→ Figure record extracts:
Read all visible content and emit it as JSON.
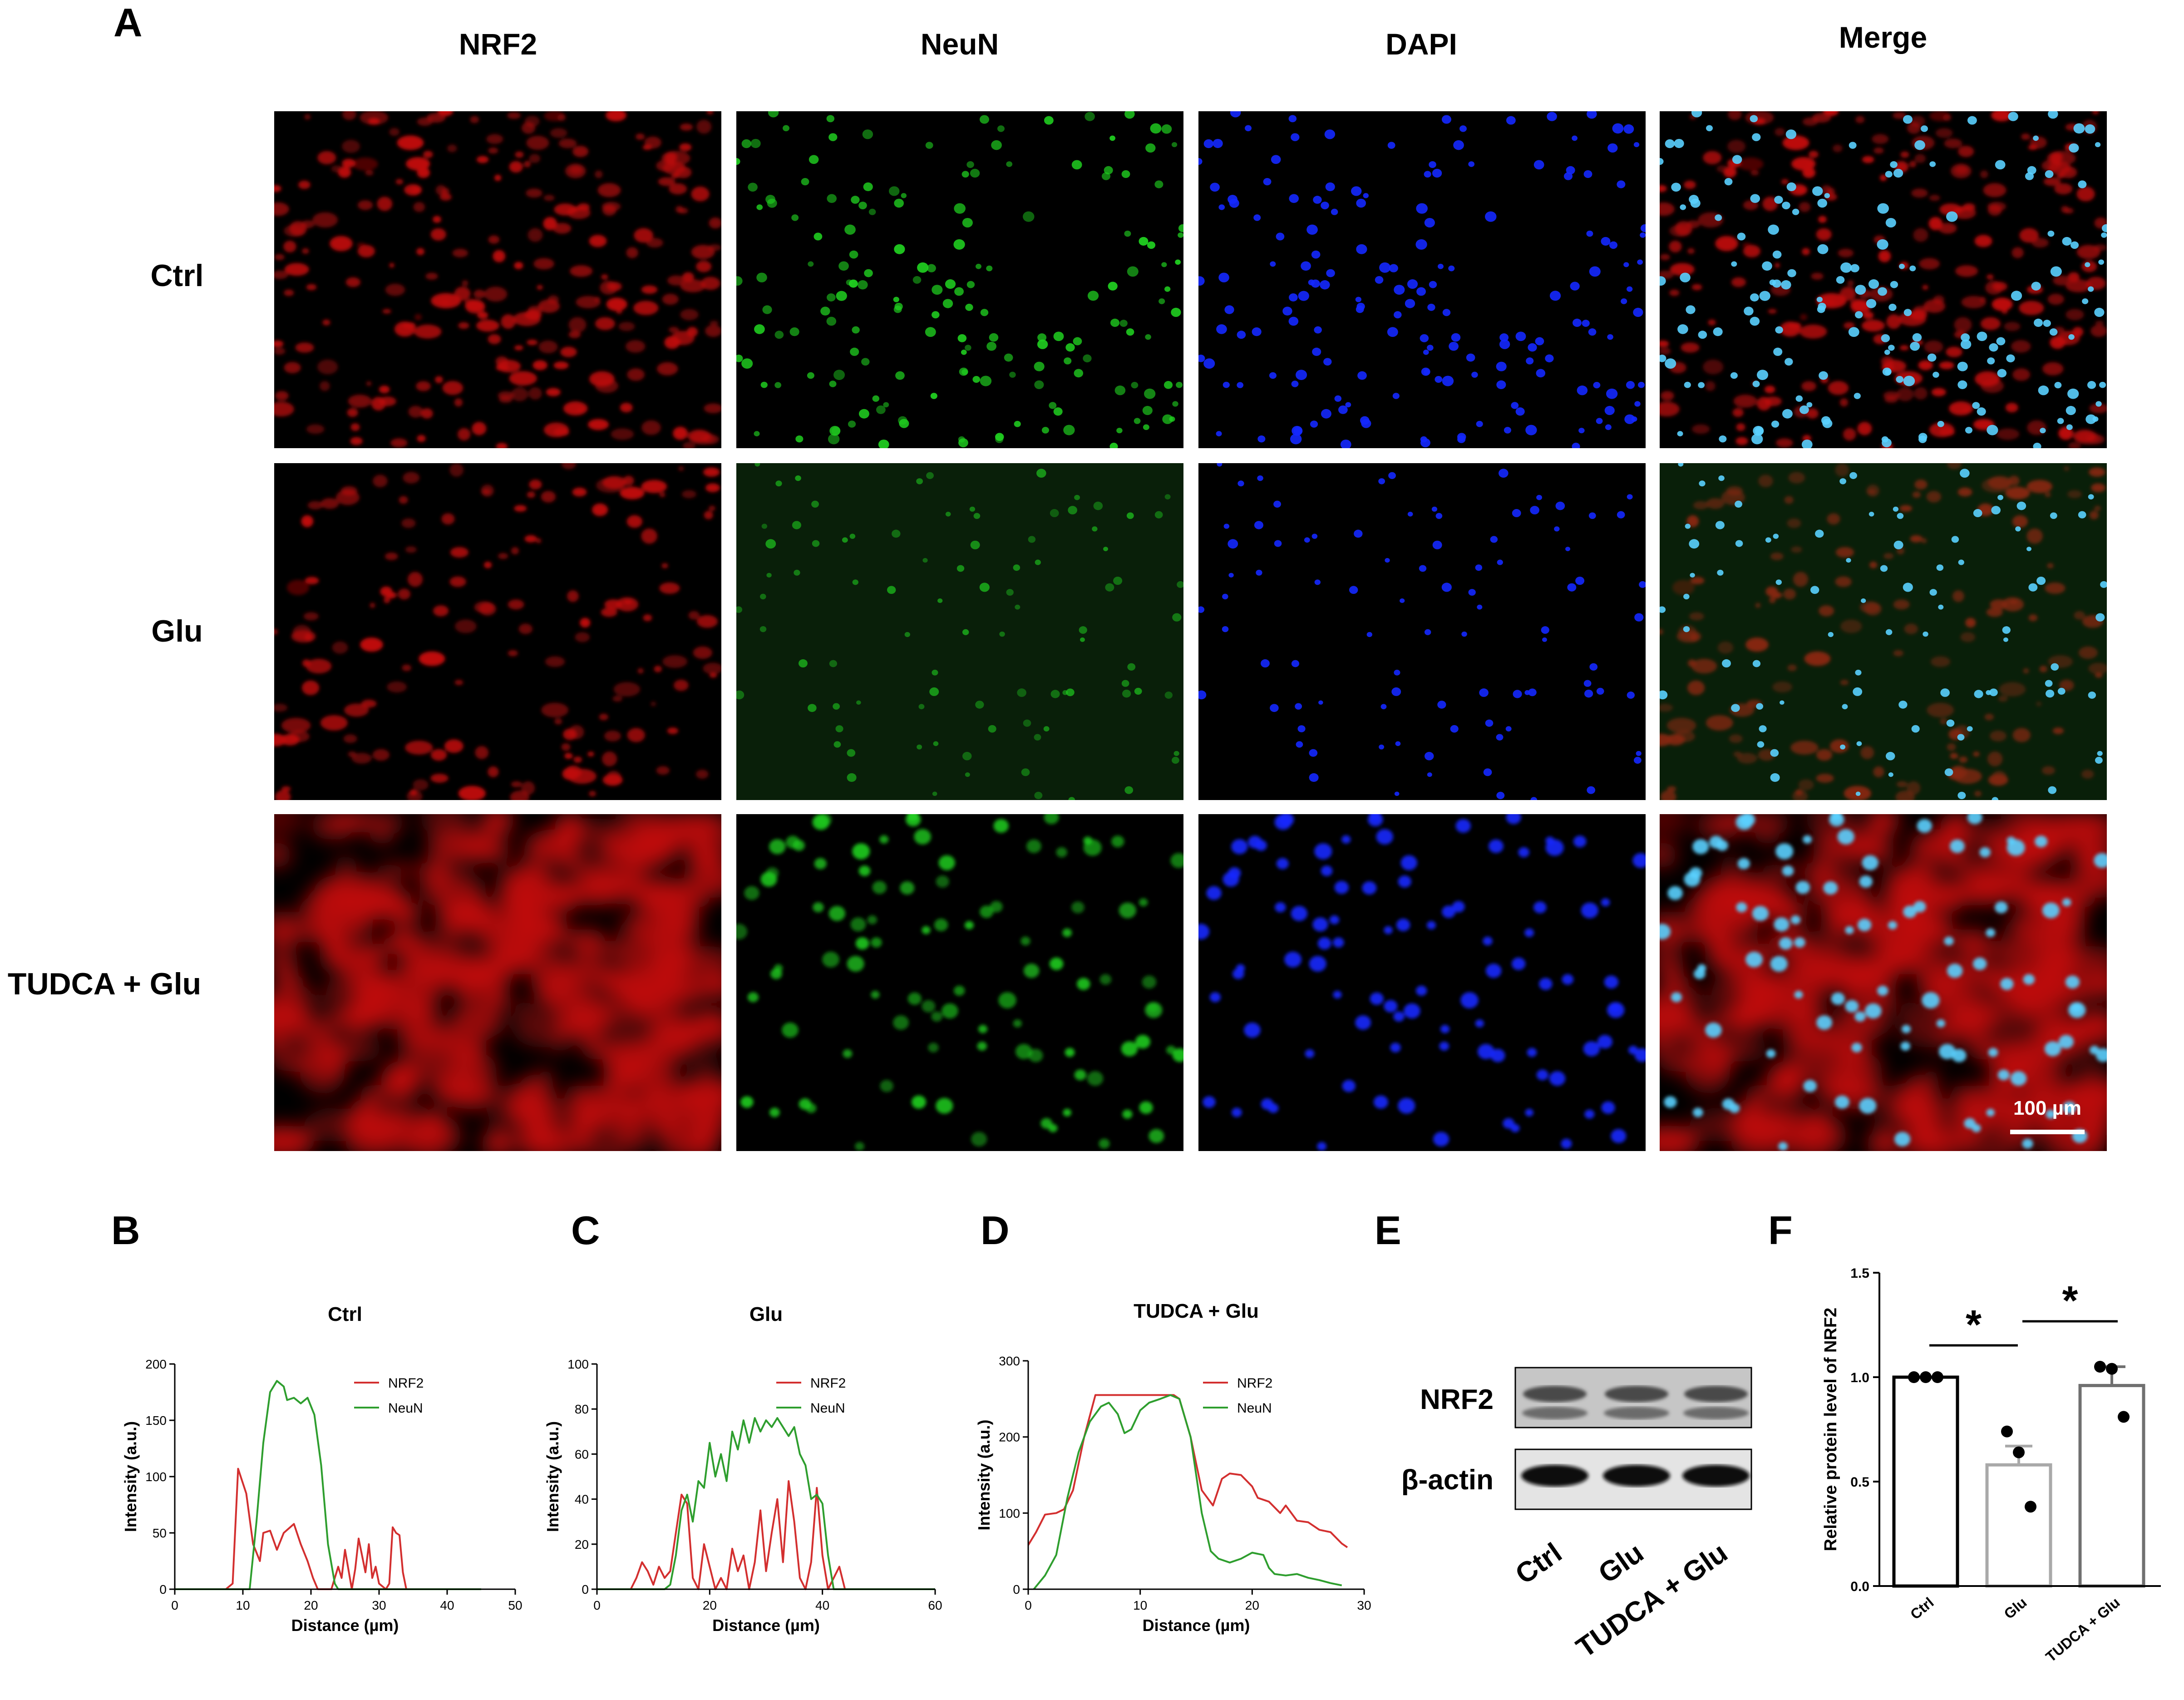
{
  "panel_labels": {
    "A": "A",
    "B": "B",
    "C": "C",
    "D": "D",
    "E": "E",
    "F": "F"
  },
  "microscopy": {
    "columns": [
      "NRF2",
      "NeuN",
      "DAPI",
      "Merge"
    ],
    "rows": [
      "Ctrl",
      "Glu",
      "TUDCA + Glu"
    ],
    "scale_bar": "100 µm",
    "channel_colors": {
      "NRF2": "#e01010",
      "NeuN": "#20d020",
      "DAPI": "#1428ff",
      "Merge": "#5ad0ff"
    }
  },
  "chart_data": [
    {
      "id": "B",
      "type": "line",
      "title": "Ctrl",
      "xlabel": "Distance (µm)",
      "ylabel": "Intensity (a.u.)",
      "xlim": [
        0,
        50
      ],
      "ylim": [
        0,
        200
      ],
      "xticks": [
        0,
        10,
        20,
        30,
        40,
        50
      ],
      "yticks": [
        0,
        50,
        100,
        150,
        200
      ],
      "legend_position": "top-right",
      "series": [
        {
          "name": "NRF2",
          "color": "#d32f2f",
          "x": [
            0,
            7.5,
            8.5,
            9.3,
            10.5,
            11.5,
            12.5,
            13,
            14,
            15,
            16,
            17.5,
            18.5,
            19.5,
            20.3,
            21,
            22,
            23,
            24,
            24.5,
            25,
            26,
            26.5,
            27,
            28,
            28.5,
            29,
            29.5,
            30,
            31,
            31.5,
            32,
            32.5,
            33,
            33.5,
            34,
            45
          ],
          "y": [
            0,
            0,
            5,
            107,
            85,
            40,
            25,
            50,
            52,
            35,
            50,
            58,
            40,
            25,
            10,
            0,
            0,
            0,
            20,
            10,
            35,
            0,
            18,
            45,
            15,
            40,
            10,
            20,
            5,
            0,
            5,
            55,
            50,
            48,
            15,
            0,
            0
          ]
        },
        {
          "name": "NeuN",
          "color": "#2e9e2e",
          "x": [
            0,
            11,
            12,
            13,
            14,
            15,
            16,
            16.5,
            17.5,
            18.5,
            19.5,
            20.5,
            21.5,
            22.5,
            23.5,
            24,
            45
          ],
          "y": [
            0,
            0,
            60,
            130,
            175,
            185,
            180,
            168,
            170,
            165,
            170,
            155,
            110,
            40,
            5,
            0,
            0
          ]
        }
      ]
    },
    {
      "id": "C",
      "type": "line",
      "title": "Glu",
      "xlabel": "Distance (µm)",
      "ylabel": "Intensity (a.u.)",
      "xlim": [
        0,
        60
      ],
      "ylim": [
        0,
        100
      ],
      "xticks": [
        0,
        20,
        40,
        60
      ],
      "yticks": [
        0,
        20,
        40,
        60,
        80,
        100
      ],
      "legend_position": "top-right",
      "series": [
        {
          "name": "NRF2",
          "color": "#d32f2f",
          "x": [
            0,
            6,
            7,
            8,
            9,
            10,
            11,
            12,
            13,
            14,
            15,
            16,
            17,
            18,
            19,
            20,
            21,
            22,
            23,
            24,
            25,
            26,
            27,
            28,
            29,
            30,
            31,
            32,
            33,
            34,
            35,
            36,
            37,
            38,
            39,
            40,
            41,
            42,
            43,
            44,
            45
          ],
          "y": [
            0,
            0,
            5,
            12,
            8,
            2,
            10,
            5,
            8,
            25,
            42,
            38,
            5,
            0,
            20,
            10,
            0,
            5,
            0,
            18,
            8,
            15,
            0,
            12,
            35,
            8,
            25,
            40,
            12,
            48,
            30,
            5,
            0,
            12,
            45,
            15,
            0,
            5,
            10,
            0,
            0
          ]
        },
        {
          "name": "NeuN",
          "color": "#2e9e2e",
          "x": [
            0,
            12,
            13,
            14,
            15,
            16,
            17,
            18,
            19,
            20,
            21,
            22,
            23,
            24,
            25,
            26,
            27,
            28,
            29,
            30,
            31,
            32,
            33,
            34,
            35,
            36,
            37,
            38,
            39,
            40,
            41,
            42,
            43,
            60
          ],
          "y": [
            0,
            0,
            2,
            15,
            35,
            42,
            30,
            48,
            45,
            65,
            50,
            60,
            48,
            70,
            62,
            75,
            65,
            76,
            70,
            75,
            72,
            76,
            72,
            68,
            72,
            60,
            55,
            40,
            42,
            38,
            15,
            0,
            0,
            0
          ]
        }
      ]
    },
    {
      "id": "D",
      "type": "line",
      "title": "TUDCA + Glu",
      "xlabel": "Distance (µm)",
      "ylabel": "Intensity (a.u.)",
      "xlim": [
        0,
        30
      ],
      "ylim": [
        0,
        300
      ],
      "xticks": [
        0,
        10,
        20,
        30
      ],
      "yticks": [
        0,
        100,
        200,
        300
      ],
      "legend_position": "top-right",
      "series": [
        {
          "name": "NRF2",
          "color": "#d32f2f",
          "x": [
            0,
            0.7,
            1.5,
            2.5,
            3.2,
            4,
            5,
            6,
            7,
            8,
            9,
            10,
            11,
            12,
            13,
            13.5,
            14.5,
            15.5,
            16.5,
            17.3,
            18,
            19,
            20,
            20.5,
            21.5,
            22.5,
            23,
            24,
            25,
            26,
            27,
            28,
            28.5
          ],
          "y": [
            58,
            75,
            98,
            100,
            105,
            130,
            200,
            255,
            255,
            255,
            255,
            255,
            255,
            255,
            255,
            250,
            200,
            130,
            110,
            145,
            152,
            150,
            135,
            120,
            115,
            100,
            110,
            90,
            88,
            78,
            75,
            60,
            55
          ]
        },
        {
          "name": "NeuN",
          "color": "#2e9e2e",
          "x": [
            0.5,
            1.5,
            2.5,
            3.5,
            4.5,
            5.5,
            6.5,
            7.2,
            8,
            8.6,
            9.2,
            10,
            10.8,
            11.8,
            12.7,
            13.5,
            14.5,
            15.5,
            16.3,
            17,
            18,
            19,
            20,
            21,
            21.5,
            22,
            23,
            24,
            25,
            26,
            27,
            28
          ],
          "y": [
            0,
            18,
            45,
            120,
            180,
            220,
            240,
            245,
            230,
            205,
            210,
            235,
            245,
            250,
            255,
            250,
            200,
            100,
            50,
            40,
            35,
            40,
            48,
            45,
            28,
            20,
            18,
            20,
            15,
            12,
            8,
            5
          ]
        }
      ]
    },
    {
      "id": "F",
      "type": "bar",
      "title": "",
      "ylabel": "Relative protein level of NRF2",
      "categories": [
        "Ctrl",
        "Glu",
        "TUDCA + Glu"
      ],
      "values": [
        1.0,
        0.58,
        0.96
      ],
      "errors": [
        0.0,
        0.09,
        0.09
      ],
      "points": [
        [
          1.0,
          1.0,
          1.0
        ],
        [
          0.74,
          0.64,
          0.38
        ],
        [
          1.05,
          1.04,
          0.81
        ]
      ],
      "bar_colors": [
        "#000000",
        "#a9a9a9",
        "#707070"
      ],
      "ylim": [
        0,
        1.5
      ],
      "yticks": [
        "0.0",
        "0.5",
        "1.0",
        "1.5"
      ],
      "significance": [
        {
          "between": [
            "Ctrl",
            "Glu"
          ],
          "label": "*"
        },
        {
          "between": [
            "Glu",
            "TUDCA + Glu"
          ],
          "label": "*"
        }
      ]
    }
  ],
  "western_blot": {
    "rows": [
      "NRF2",
      "β-actin"
    ],
    "lanes": [
      "Ctrl",
      "Glu",
      "TUDCA + Glu"
    ]
  }
}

→ Problem: Write out each entry exactly, images excluded.

→ Response area:
Read all visible content and emit it as JSON.
{
  "panel_labels": {
    "A": "A",
    "B": "B",
    "C": "C",
    "D": "D",
    "E": "E",
    "F": "F"
  },
  "microscopy": {
    "columns": [
      "NRF2",
      "NeuN",
      "DAPI",
      "Merge"
    ],
    "rows": [
      "Ctrl",
      "Glu",
      "TUDCA + Glu"
    ],
    "scale_bar": "100 µm",
    "channel_colors": {
      "NRF2": "#e01010",
      "NeuN": "#20d020",
      "DAPI": "#1428ff",
      "Merge": "#5ad0ff"
    }
  },
  "chart_data": [
    {
      "id": "B",
      "type": "line",
      "title": "Ctrl",
      "xlabel": "Distance (µm)",
      "ylabel": "Intensity (a.u.)",
      "xlim": [
        0,
        50
      ],
      "ylim": [
        0,
        200
      ],
      "xticks": [
        0,
        10,
        20,
        30,
        40,
        50
      ],
      "yticks": [
        0,
        50,
        100,
        150,
        200
      ],
      "legend_position": "top-right",
      "series": [
        {
          "name": "NRF2",
          "color": "#d32f2f",
          "x": [
            0,
            7.5,
            8.5,
            9.3,
            10.5,
            11.5,
            12.5,
            13,
            14,
            15,
            16,
            17.5,
            18.5,
            19.5,
            20.3,
            21,
            22,
            23,
            24,
            24.5,
            25,
            26,
            26.5,
            27,
            28,
            28.5,
            29,
            29.5,
            30,
            31,
            31.5,
            32,
            32.5,
            33,
            33.5,
            34,
            45
          ],
          "y": [
            0,
            0,
            5,
            107,
            85,
            40,
            25,
            50,
            52,
            35,
            50,
            58,
            40,
            25,
            10,
            0,
            0,
            0,
            20,
            10,
            35,
            0,
            18,
            45,
            15,
            40,
            10,
            20,
            5,
            0,
            5,
            55,
            50,
            48,
            15,
            0,
            0
          ]
        },
        {
          "name": "NeuN",
          "color": "#2e9e2e",
          "x": [
            0,
            11,
            12,
            13,
            14,
            15,
            16,
            16.5,
            17.5,
            18.5,
            19.5,
            20.5,
            21.5,
            22.5,
            23.5,
            24,
            45
          ],
          "y": [
            0,
            0,
            60,
            130,
            175,
            185,
            180,
            168,
            170,
            165,
            170,
            155,
            110,
            40,
            5,
            0,
            0
          ]
        }
      ]
    },
    {
      "id": "C",
      "type": "line",
      "title": "Glu",
      "xlabel": "Distance (µm)",
      "ylabel": "Intensity (a.u.)",
      "xlim": [
        0,
        60
      ],
      "ylim": [
        0,
        100
      ],
      "xticks": [
        0,
        20,
        40,
        60
      ],
      "yticks": [
        0,
        20,
        40,
        60,
        80,
        100
      ],
      "legend_position": "top-right",
      "series": [
        {
          "name": "NRF2",
          "color": "#d32f2f",
          "x": [
            0,
            6,
            7,
            8,
            9,
            10,
            11,
            12,
            13,
            14,
            15,
            16,
            17,
            18,
            19,
            20,
            21,
            22,
            23,
            24,
            25,
            26,
            27,
            28,
            29,
            30,
            31,
            32,
            33,
            34,
            35,
            36,
            37,
            38,
            39,
            40,
            41,
            42,
            43,
            44,
            45
          ],
          "y": [
            0,
            0,
            5,
            12,
            8,
            2,
            10,
            5,
            8,
            25,
            42,
            38,
            5,
            0,
            20,
            10,
            0,
            5,
            0,
            18,
            8,
            15,
            0,
            12,
            35,
            8,
            25,
            40,
            12,
            48,
            30,
            5,
            0,
            12,
            45,
            15,
            0,
            5,
            10,
            0,
            0
          ]
        },
        {
          "name": "NeuN",
          "color": "#2e9e2e",
          "x": [
            0,
            12,
            13,
            14,
            15,
            16,
            17,
            18,
            19,
            20,
            21,
            22,
            23,
            24,
            25,
            26,
            27,
            28,
            29,
            30,
            31,
            32,
            33,
            34,
            35,
            36,
            37,
            38,
            39,
            40,
            41,
            42,
            43,
            60
          ],
          "y": [
            0,
            0,
            2,
            15,
            35,
            42,
            30,
            48,
            45,
            65,
            50,
            60,
            48,
            70,
            62,
            75,
            65,
            76,
            70,
            75,
            72,
            76,
            72,
            68,
            72,
            60,
            55,
            40,
            42,
            38,
            15,
            0,
            0,
            0
          ]
        }
      ]
    },
    {
      "id": "D",
      "type": "line",
      "title": "TUDCA + Glu",
      "xlabel": "Distance (µm)",
      "ylabel": "Intensity (a.u.)",
      "xlim": [
        0,
        30
      ],
      "ylim": [
        0,
        300
      ],
      "xticks": [
        0,
        10,
        20,
        30
      ],
      "yticks": [
        0,
        100,
        200,
        300
      ],
      "legend_position": "top-right",
      "series": [
        {
          "name": "NRF2",
          "color": "#d32f2f",
          "x": [
            0,
            0.7,
            1.5,
            2.5,
            3.2,
            4,
            5,
            6,
            7,
            8,
            9,
            10,
            11,
            12,
            13,
            13.5,
            14.5,
            15.5,
            16.5,
            17.3,
            18,
            19,
            20,
            20.5,
            21.5,
            22.5,
            23,
            24,
            25,
            26,
            27,
            28,
            28.5
          ],
          "y": [
            58,
            75,
            98,
            100,
            105,
            130,
            200,
            255,
            255,
            255,
            255,
            255,
            255,
            255,
            255,
            250,
            200,
            130,
            110,
            145,
            152,
            150,
            135,
            120,
            115,
            100,
            110,
            90,
            88,
            78,
            75,
            60,
            55
          ]
        },
        {
          "name": "NeuN",
          "color": "#2e9e2e",
          "x": [
            0.5,
            1.5,
            2.5,
            3.5,
            4.5,
            5.5,
            6.5,
            7.2,
            8,
            8.6,
            9.2,
            10,
            10.8,
            11.8,
            12.7,
            13.5,
            14.5,
            15.5,
            16.3,
            17,
            18,
            19,
            20,
            21,
            21.5,
            22,
            23,
            24,
            25,
            26,
            27,
            28
          ],
          "y": [
            0,
            18,
            45,
            120,
            180,
            220,
            240,
            245,
            230,
            205,
            210,
            235,
            245,
            250,
            255,
            250,
            200,
            100,
            50,
            40,
            35,
            40,
            48,
            45,
            28,
            20,
            18,
            20,
            15,
            12,
            8,
            5
          ]
        }
      ]
    },
    {
      "id": "F",
      "type": "bar",
      "title": "",
      "ylabel": "Relative protein level of NRF2",
      "categories": [
        "Ctrl",
        "Glu",
        "TUDCA + Glu"
      ],
      "values": [
        1.0,
        0.58,
        0.96
      ],
      "errors": [
        0.0,
        0.09,
        0.09
      ],
      "points": [
        [
          1.0,
          1.0,
          1.0
        ],
        [
          0.74,
          0.64,
          0.38
        ],
        [
          1.05,
          1.04,
          0.81
        ]
      ],
      "bar_colors": [
        "#000000",
        "#a9a9a9",
        "#707070"
      ],
      "ylim": [
        0,
        1.5
      ],
      "yticks": [
        "0.0",
        "0.5",
        "1.0",
        "1.5"
      ],
      "significance": [
        {
          "between": [
            "Ctrl",
            "Glu"
          ],
          "label": "*"
        },
        {
          "between": [
            "Glu",
            "TUDCA + Glu"
          ],
          "label": "*"
        }
      ]
    }
  ],
  "western_blot": {
    "rows": [
      "NRF2",
      "β-actin"
    ],
    "lanes": [
      "Ctrl",
      "Glu",
      "TUDCA + Glu"
    ]
  }
}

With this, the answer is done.